TASK OBJECTIVE:
From the line with "Extract the structured" through the final line, please write out the listing exactly, including both of those lines.

──────────────────────────────

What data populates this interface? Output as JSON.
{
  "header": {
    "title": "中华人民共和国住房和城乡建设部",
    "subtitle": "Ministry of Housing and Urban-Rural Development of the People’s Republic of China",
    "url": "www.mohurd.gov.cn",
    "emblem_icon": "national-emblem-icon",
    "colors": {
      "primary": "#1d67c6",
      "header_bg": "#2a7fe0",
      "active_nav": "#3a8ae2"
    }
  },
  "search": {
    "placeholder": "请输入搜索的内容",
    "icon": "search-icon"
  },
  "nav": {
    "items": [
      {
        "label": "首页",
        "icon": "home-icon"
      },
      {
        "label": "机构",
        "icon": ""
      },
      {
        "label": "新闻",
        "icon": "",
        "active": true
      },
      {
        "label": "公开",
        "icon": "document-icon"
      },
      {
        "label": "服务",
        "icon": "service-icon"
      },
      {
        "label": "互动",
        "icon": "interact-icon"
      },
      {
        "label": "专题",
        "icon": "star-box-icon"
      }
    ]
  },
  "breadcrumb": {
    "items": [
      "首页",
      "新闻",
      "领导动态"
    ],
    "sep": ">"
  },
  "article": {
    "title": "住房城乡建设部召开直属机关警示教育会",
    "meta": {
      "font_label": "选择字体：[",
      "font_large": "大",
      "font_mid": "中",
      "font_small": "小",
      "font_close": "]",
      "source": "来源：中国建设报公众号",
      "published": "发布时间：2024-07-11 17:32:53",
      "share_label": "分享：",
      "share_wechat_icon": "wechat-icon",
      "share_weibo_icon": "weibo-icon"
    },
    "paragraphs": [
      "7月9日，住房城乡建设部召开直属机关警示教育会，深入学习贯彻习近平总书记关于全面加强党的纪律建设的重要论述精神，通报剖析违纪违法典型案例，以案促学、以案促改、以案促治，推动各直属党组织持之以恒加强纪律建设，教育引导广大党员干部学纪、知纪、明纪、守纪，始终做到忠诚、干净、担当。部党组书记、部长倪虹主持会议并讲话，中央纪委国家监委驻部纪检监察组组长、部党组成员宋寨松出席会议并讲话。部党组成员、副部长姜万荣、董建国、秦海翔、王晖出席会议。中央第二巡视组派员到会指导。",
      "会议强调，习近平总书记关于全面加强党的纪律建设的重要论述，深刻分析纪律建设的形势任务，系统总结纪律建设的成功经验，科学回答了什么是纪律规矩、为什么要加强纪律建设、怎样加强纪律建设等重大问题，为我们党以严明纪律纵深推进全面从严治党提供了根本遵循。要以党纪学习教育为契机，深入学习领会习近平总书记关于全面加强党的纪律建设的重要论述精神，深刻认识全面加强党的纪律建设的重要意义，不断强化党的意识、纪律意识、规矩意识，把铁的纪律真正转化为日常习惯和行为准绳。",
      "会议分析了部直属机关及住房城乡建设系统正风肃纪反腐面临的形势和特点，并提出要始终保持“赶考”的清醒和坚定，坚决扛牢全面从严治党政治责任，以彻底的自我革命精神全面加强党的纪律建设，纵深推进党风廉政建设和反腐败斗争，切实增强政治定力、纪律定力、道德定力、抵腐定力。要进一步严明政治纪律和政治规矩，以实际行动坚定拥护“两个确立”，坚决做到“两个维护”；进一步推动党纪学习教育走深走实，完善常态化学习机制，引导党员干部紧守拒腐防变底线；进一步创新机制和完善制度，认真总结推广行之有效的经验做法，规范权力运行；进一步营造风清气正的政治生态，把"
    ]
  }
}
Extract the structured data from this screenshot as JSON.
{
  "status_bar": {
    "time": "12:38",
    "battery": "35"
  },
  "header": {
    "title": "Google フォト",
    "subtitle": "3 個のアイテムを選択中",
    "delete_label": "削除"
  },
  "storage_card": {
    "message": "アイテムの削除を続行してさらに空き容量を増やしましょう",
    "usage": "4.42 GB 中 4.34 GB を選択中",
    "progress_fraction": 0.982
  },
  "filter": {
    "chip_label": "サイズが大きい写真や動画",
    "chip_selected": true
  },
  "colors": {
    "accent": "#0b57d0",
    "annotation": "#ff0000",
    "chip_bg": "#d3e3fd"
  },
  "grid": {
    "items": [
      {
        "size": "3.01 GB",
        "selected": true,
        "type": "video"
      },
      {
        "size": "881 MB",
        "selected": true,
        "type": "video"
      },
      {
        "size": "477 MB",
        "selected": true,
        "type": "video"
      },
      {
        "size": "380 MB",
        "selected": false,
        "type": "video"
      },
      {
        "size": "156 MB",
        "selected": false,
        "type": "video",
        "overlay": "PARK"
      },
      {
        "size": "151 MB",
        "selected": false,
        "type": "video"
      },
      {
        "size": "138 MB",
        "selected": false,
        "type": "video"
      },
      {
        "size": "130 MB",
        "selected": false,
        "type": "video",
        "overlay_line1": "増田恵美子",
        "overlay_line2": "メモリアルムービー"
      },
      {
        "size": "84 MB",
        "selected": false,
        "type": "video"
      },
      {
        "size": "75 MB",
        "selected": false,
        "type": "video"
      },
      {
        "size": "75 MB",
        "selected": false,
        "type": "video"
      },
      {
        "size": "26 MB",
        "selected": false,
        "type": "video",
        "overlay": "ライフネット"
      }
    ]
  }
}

──────────────────────────────

WRITTEN RESPONSE:
Extract the structured data from this screenshot as JSON.
{
  "status_bar": {
    "time": "12:38",
    "battery": "35"
  },
  "header": {
    "title": "Google フォト",
    "subtitle": "3 個のアイテムを選択中",
    "delete_label": "削除"
  },
  "storage_card": {
    "message": "アイテムの削除を続行してさらに空き容量を増やしましょう",
    "usage": "4.42 GB 中 4.34 GB を選択中",
    "progress_fraction": 0.982
  },
  "filter": {
    "chip_label": "サイズが大きい写真や動画",
    "chip_selected": true
  },
  "colors": {
    "accent": "#0b57d0",
    "annotation": "#ff0000",
    "chip_bg": "#d3e3fd"
  },
  "grid": {
    "items": [
      {
        "size": "3.01 GB",
        "selected": true,
        "type": "video"
      },
      {
        "size": "881 MB",
        "selected": true,
        "type": "video"
      },
      {
        "size": "477 MB",
        "selected": true,
        "type": "video"
      },
      {
        "size": "380 MB",
        "selected": false,
        "type": "video"
      },
      {
        "size": "156 MB",
        "selected": false,
        "type": "video",
        "overlay": "PARK"
      },
      {
        "size": "151 MB",
        "selected": false,
        "type": "video"
      },
      {
        "size": "138 MB",
        "selected": false,
        "type": "video"
      },
      {
        "size": "130 MB",
        "selected": false,
        "type": "video",
        "overlay_line1": "増田恵美子",
        "overlay_line2": "メモリアルムービー"
      },
      {
        "size": "84 MB",
        "selected": false,
        "type": "video"
      },
      {
        "size": "75 MB",
        "selected": false,
        "type": "video"
      },
      {
        "size": "75 MB",
        "selected": false,
        "type": "video"
      },
      {
        "size": "26 MB",
        "selected": false,
        "type": "video",
        "overlay": "ライフネット"
      }
    ]
  }
}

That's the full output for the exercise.